* [Listing]
====
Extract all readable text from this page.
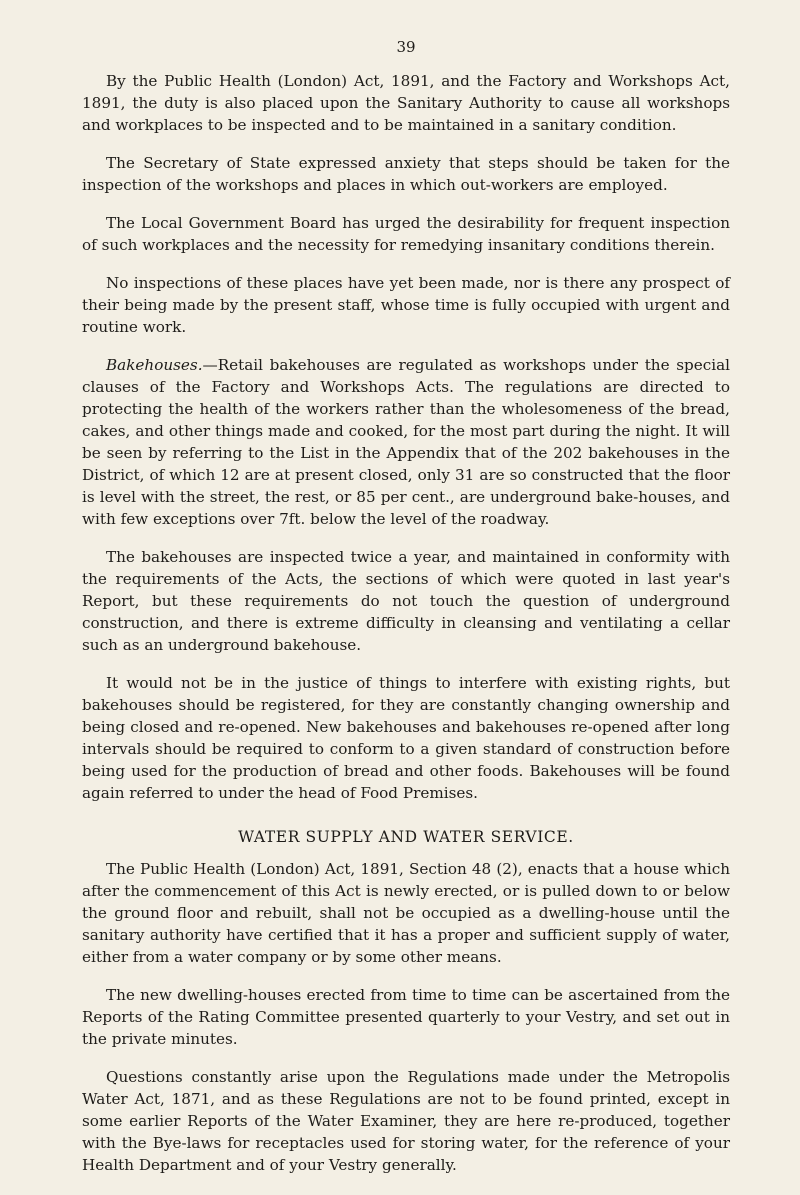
39

By the Public Health (London) Act, 1891, and the Factory and Workshops Act, 1891, the duty is also placed upon the Sanitary Authority to cause all workshops and workplaces to be inspected and to be maintained in a sanitary condition.

The Secretary of State expressed anxiety that steps should be taken for the inspection of the workshops and places in which out-workers are employed.

The Local Government Board has urged the desirability for frequent inspection of such workplaces and the necessity for remedying insanitary conditions therein.

No inspections of these places have yet been made, nor is there any prospect of their being made by the present staff, whose time is fully occupied with urgent and routine work.

Bakehouses.—Retail bakehouses are regulated as workshops under the special clauses of the Factory and Workshops Acts. The regulations are directed to protecting the health of the workers rather than the wholesomeness of the bread, cakes, and other things made and cooked, for the most part during the night. It will be seen by referring to the List in the Appendix that of the 202 bakehouses in the District, of which 12 are at present closed, only 31 are so constructed that the floor is level with the street, the rest, or 85 per cent., are underground bake-houses, and with few exceptions over 7ft. below the level of the roadway.

The bakehouses are inspected twice a year, and maintained in conformity with the requirements of the Acts, the sections of which were quoted in last year's Report, but these requirements do not touch the question of underground construction, and there is extreme difficulty in cleansing and ventilating a cellar such as an underground bakehouse.

It would not be in the justice of things to interfere with existing rights, but bakehouses should be registered, for they are constantly changing ownership and being closed and re-opened. New bakehouses and bakehouses re-opened after long intervals should be required to conform to a given standard of construction before being used for the production of bread and other foods. Bakehouses will be found again referred to under the head of Food Premises.

WATER SUPPLY AND WATER SERVICE.

The Public Health (London) Act, 1891, Section 48 (2), enacts that a house which after the commencement of this Act is newly erected, or is pulled down to or below the ground floor and rebuilt, shall not be occupied as a dwelling-house until the sanitary authority have certified that it has a proper and sufficient supply of water, either from a water company or by some other means.

The new dwelling-houses erected from time to time can be ascertained from the Reports of the Rating Committee presented quarterly to your Vestry, and set out in the private minutes.

Questions constantly arise upon the Regulations made under the Metropolis Water Act, 1871, and as these Regulations are not to be found printed, except in some earlier Reports of the Water Examiner, they are here re-produced, together with the Bye-laws for receptacles used for storing water, for the reference of your Health Department and of your Vestry generally.
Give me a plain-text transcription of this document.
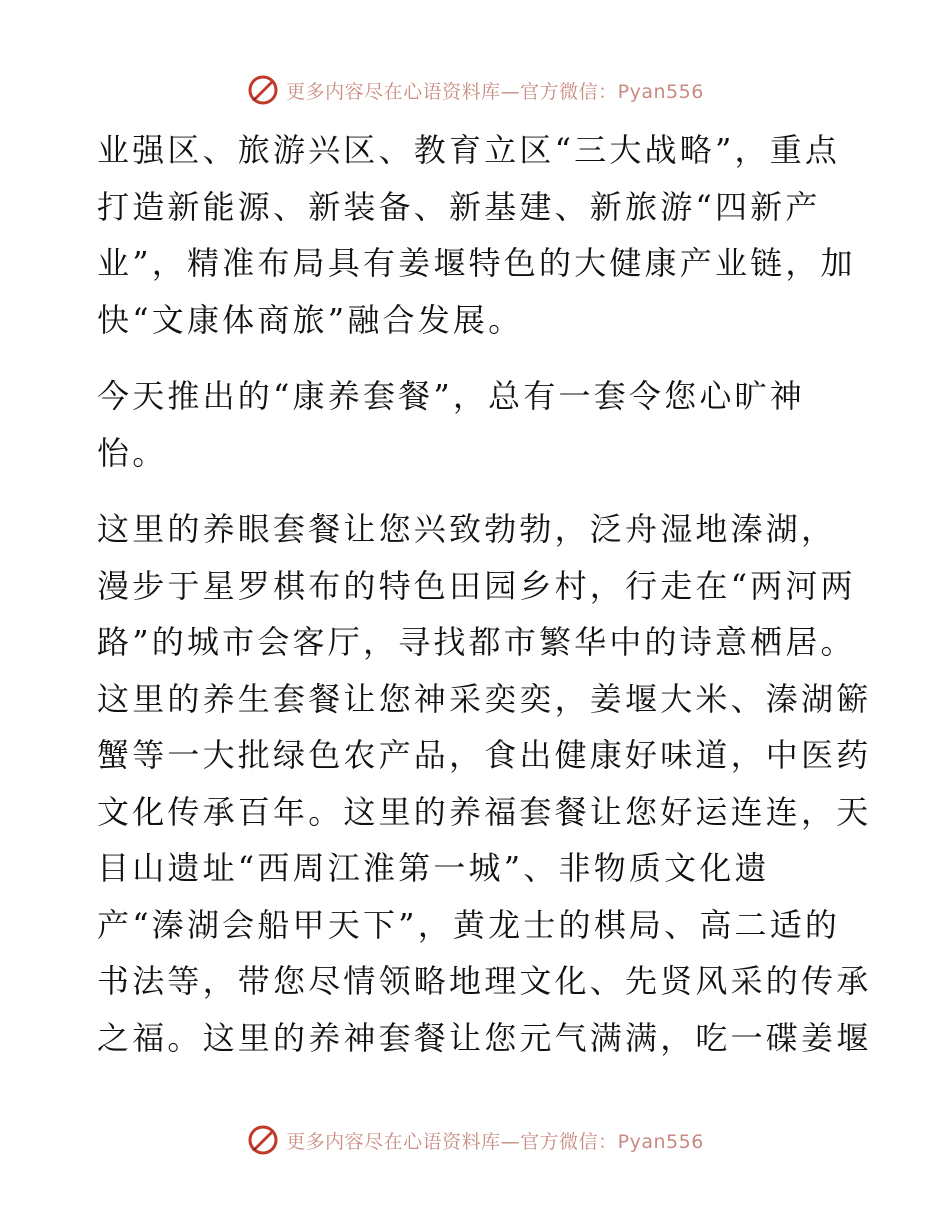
更多内容尽在心语资料库—官方微信：Pyan556
业强区、旅游兴区、教育立区“三大战略”，重点
打造新能源、新装备、新基建、新旅游“四新产
业”，精准布局具有姜堰特色的大健康产业链，加
快“文康体商旅”融合发展。
今天推出的“康养套餐”，总有一套令您心旷神
怡。
这里的养眼套餐让您兴致勃勃，泛舟湿地溱湖，
漫步于星罗棋布的特色田园乡村，行走在“两河两
路”的城市会客厅，寻找都市繁华中的诗意栖居。
这里的养生套餐让您神采奕奕，姜堰大米、溱湖簖
蟹等一大批绿色农产品，食出健康好味道，中医药
文化传承百年。这里的养福套餐让您好运连连，天
目山遗址“西周江淮第一城”、非物质文化遗
产“溱湖会船甲天下”，黄龙士的棋局、高二适的
书法等，带您尽情领略地理文化、先贤风采的传承
之福。这里的养神套餐让您元气满满，吃一碟姜堰
更多内容尽在心语资料库—官方微信：Pyan556
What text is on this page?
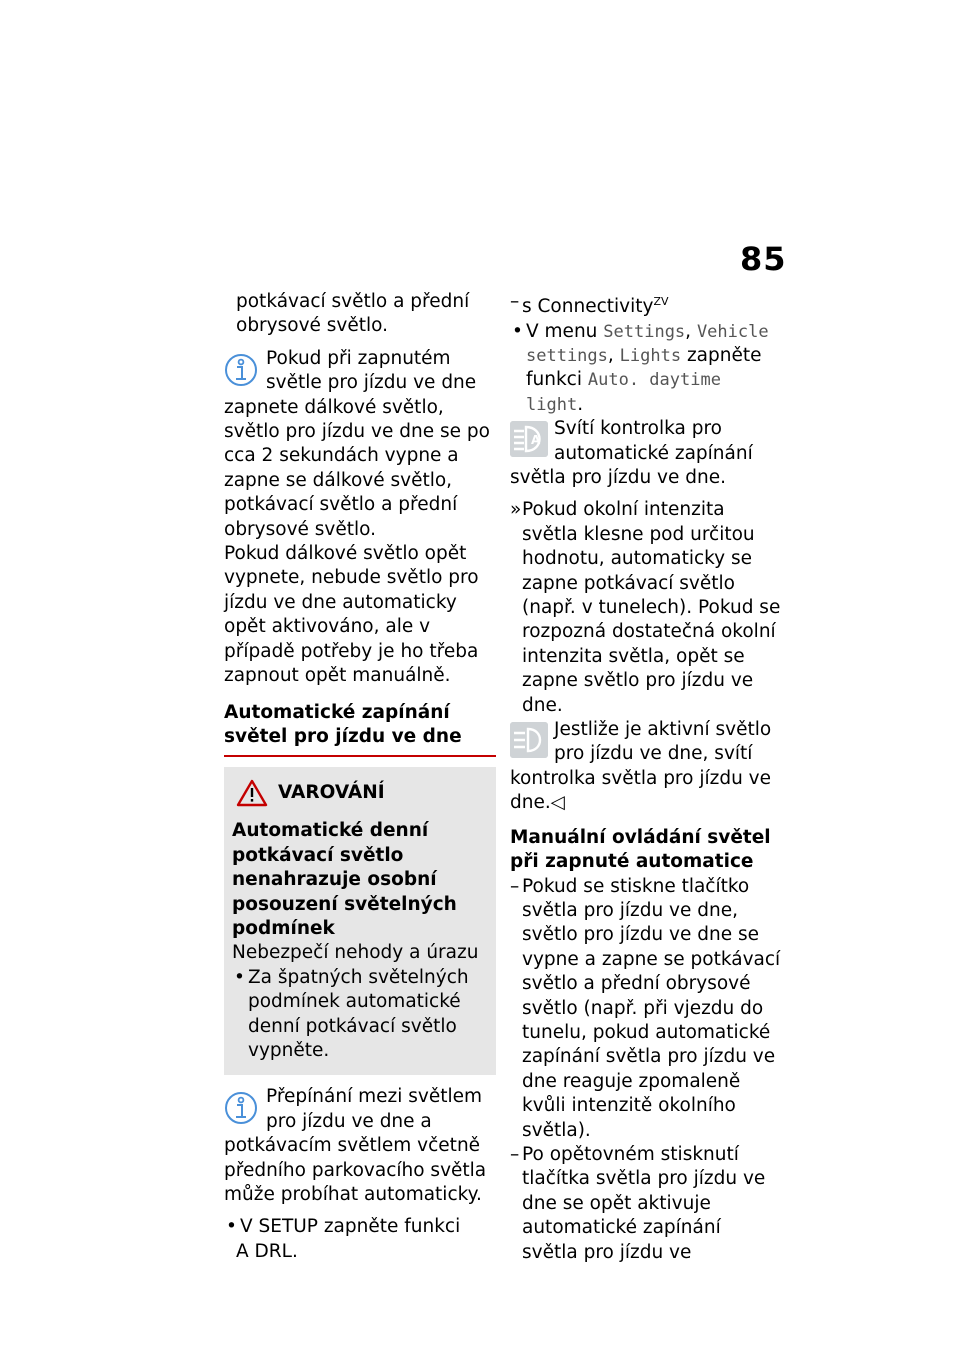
85

potkávací světlo a přední

obrysové světlo.

Pokud při zapnutém světle pro jízdu ve dne zapnete dálkové světlo, světlo pro jízdu ve dne se po cca 2 sekundách vypne a zapne se dálkové světlo, potkávací světlo a přední obrysové světlo.

Pokud dálkové světlo opět vypnete, nebude světlo pro jízdu ve dne automaticky opět aktivováno, ale v případě potřeby je ho třeba zapnout opět manuálně.

Automatické zapínání světel pro jízdu ve dne
VAROVÁNÍ

Automatické denní potkávací světlo nenahrazuje osobní posouzení světelných podmínek

Nebezpečí nehody a úrazu

• Za špatných světelných podmínek automatické denní potkávací světlo vypněte.

Přepínání mezi světlem pro jízdu ve dne a potkávacím světlem včetně předního parkovacího světla může probíhat automaticky.

• V SETUP zapněte funkci

A DRL.

– s Connectivity$^{ZV}$

• V menu Settings, Vehicle settings, Lights zapněte funkci Auto. daytime light.

A

Svítí kontrolka pro automatické zapínání světla pro jízdu ve dne.

» Pokud okolní intenzita světla klesne pod určitou hodnotu, automaticky se zapne potkávací světlo (např. v tunelech). Pokud se rozpozná dostatečná okolní intenzita světla, opět se zapne světlo pro jízdu ve dne.

Jestliže je aktivní světlo pro jízdu ve dne, svítí kontrolka světla pro jízdu ve dne.◁

Manuální ovládání světel při zapnuté automatice

– Pokud se stiskne tlačítko světla pro jízdu ve dne, světlo pro jízdu ve dne se vypne a zapne se potkávací světlo a přední obrysové světlo (např. při vjezdu do tunelu, pokud automatické zapínání světla pro jízdu ve dne reaguje zpomaleně kvůli intenzitě okolního světla).

– Po opětovném stisknutí tlačítka světla pro jízdu ve dne se opět aktivuje automatické zapínání světla pro jízdu ve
====
* [Task goal] Generate a word-for-word copy of the preceding records, excluding all pictures.

* [The result]
Extract all readable text from this page.
39

By the Public Health (London) Act, 1891, and the Factory and Workshops Act, 1891, the duty is also placed upon the Sanitary Authority to cause all workshops and workplaces to be inspected and to be maintained in a sanitary condition.

The Secretary of State expressed anxiety that steps should be taken for the inspection of the workshops and places in which out-workers are employed.

The Local Government Board has urged the desirability for frequent inspection of such workplaces and the necessity for remedying insanitary conditions therein.

No inspections of these places have yet been made, nor is there any prospect of their being made by the present staff, whose time is fully occupied with urgent and routine work.

Bakehouses.—Retail bakehouses are regulated as workshops under the special clauses of the Factory and Workshops Acts. The regulations are directed to protecting the health of the workers rather than the wholesomeness of the bread, cakes, and other things made and cooked, for the most part during the night. It will be seen by referring to the List in the Appendix that of the 202 bakehouses in the District, of which 12 are at present closed, only 31 are so constructed that the floor is level with the street, the rest, or 85 per cent., are underground bake-houses, and with few exceptions over 7ft. below the level of the roadway.

The bakehouses are inspected twice a year, and maintained in conformity with the requirements of the Acts, the sections of which were quoted in last year's Report, but these requirements do not touch the question of underground construction, and there is extreme difficulty in cleansing and ventilating a cellar such as an underground bakehouse.

It would not be in the justice of things to interfere with existing rights, but bakehouses should be registered, for they are constantly changing ownership and being closed and re-opened. New bakehouses and bakehouses re-opened after long intervals should be required to conform to a given standard of construction before being used for the production of bread and other foods. Bakehouses will be found again referred to under the head of Food Premises.

WATER SUPPLY AND WATER SERVICE.

The Public Health (London) Act, 1891, Section 48 (2), enacts that a house which after the commencement of this Act is newly erected, or is pulled down to or below the ground floor and rebuilt, shall not be occupied as a dwelling-house until the sanitary authority have certified that it has a proper and sufficient supply of water, either from a water company or by some other means.

The new dwelling-houses erected from time to time can be ascertained from the Reports of the Rating Committee presented quarterly to your Vestry, and set out in the private minutes.

Questions constantly arise upon the Regulations made under the Metropolis Water Act, 1871, and as these Regulations are not to be found printed, except in some earlier Reports of the Water Examiner, they are here re-produced, together with the Bye-laws for receptacles used for storing water, for the reference of your Health Department and of your Vestry generally.
Give me a plain-text transcription of this document.
更多内容尽在心语资料库—官方微信：Pyan556
业强区、旅游兴区、教育立区“三大战略”，重点
打造新能源、新装备、新基建、新旅游“四新产
业”，精准布局具有姜堰特色的大健康产业链，加
快“文康体商旅”融合发展。
今天推出的“康养套餐”，总有一套令您心旷神
怡。
这里的养眼套餐让您兴致勃勃，泛舟湿地溱湖，
漫步于星罗棋布的特色田园乡村，行走在“两河两
路”的城市会客厅，寻找都市繁华中的诗意栖居。
这里的养生套餐让您神采奕奕，姜堰大米、溱湖簖
蟹等一大批绿色农产品，食出健康好味道，中医药
文化传承百年。这里的养福套餐让您好运连连，天
目山遗址“西周江淮第一城”、非物质文化遗
产“溱湖会船甲天下”，黄龙士的棋局、高二适的
书法等，带您尽情领略地理文化、先贤风采的传承
之福。这里的养神套餐让您元气满满，吃一碟姜堰
更多内容尽在心语资料库—官方微信：Pyan556
What text is on this page?
85

potkávací světlo a přední

obrysové světlo.

Pokud při zapnutém světle pro jízdu ve dne zapnete dálkové světlo, světlo pro jízdu ve dne se po cca 2 sekundách vypne a zapne se dálkové světlo, potkávací světlo a přední obrysové světlo.

Pokud dálkové světlo opět vypnete, nebude světlo pro jízdu ve dne automaticky opět aktivováno, ale v případě potřeby je ho třeba zapnout opět manuálně.

Automatické zapínání světel pro jízdu ve dne
VAROVÁNÍ

Automatické denní potkávací světlo nenahrazuje osobní posouzení světelných podmínek

Nebezpečí nehody a úrazu

• Za špatných světelných podmínek automatické denní potkávací světlo vypněte.

Přepínání mezi světlem pro jízdu ve dne a potkávacím světlem včetně předního parkovacího světla může probíhat automaticky.

• V SETUP zapněte funkci

A DRL.

– s Connectivity$^{ZV}$

• V menu Settings, Vehicle settings, Lights zapněte funkci Auto. daytime light.

A

Svítí kontrolka pro automatické zapínání světla pro jízdu ve dne.

» Pokud okolní intenzita světla klesne pod určitou hodnotu, automaticky se zapne potkávací světlo (např. v tunelech). Pokud se rozpozná dostatečná okolní intenzita světla, opět se zapne světlo pro jízdu ve dne.

Jestliže je aktivní světlo pro jízdu ve dne, svítí kontrolka světla pro jízdu ve dne.◁

Manuální ovládání světel při zapnuté automatice

– Pokud se stiskne tlačítko světla pro jízdu ve dne, světlo pro jízdu ve dne se vypne a zapne se potkávací světlo a přední obrysové světlo (např. při vjezdu do tunelu, pokud automatické zapínání světla pro jízdu ve dne reaguje zpomaleně kvůli intenzitě okolního světla).

– Po opětovném stisknutí tlačítka světla pro jízdu ve dne se opět aktivuje automatické zapínání světla pro jízdu ve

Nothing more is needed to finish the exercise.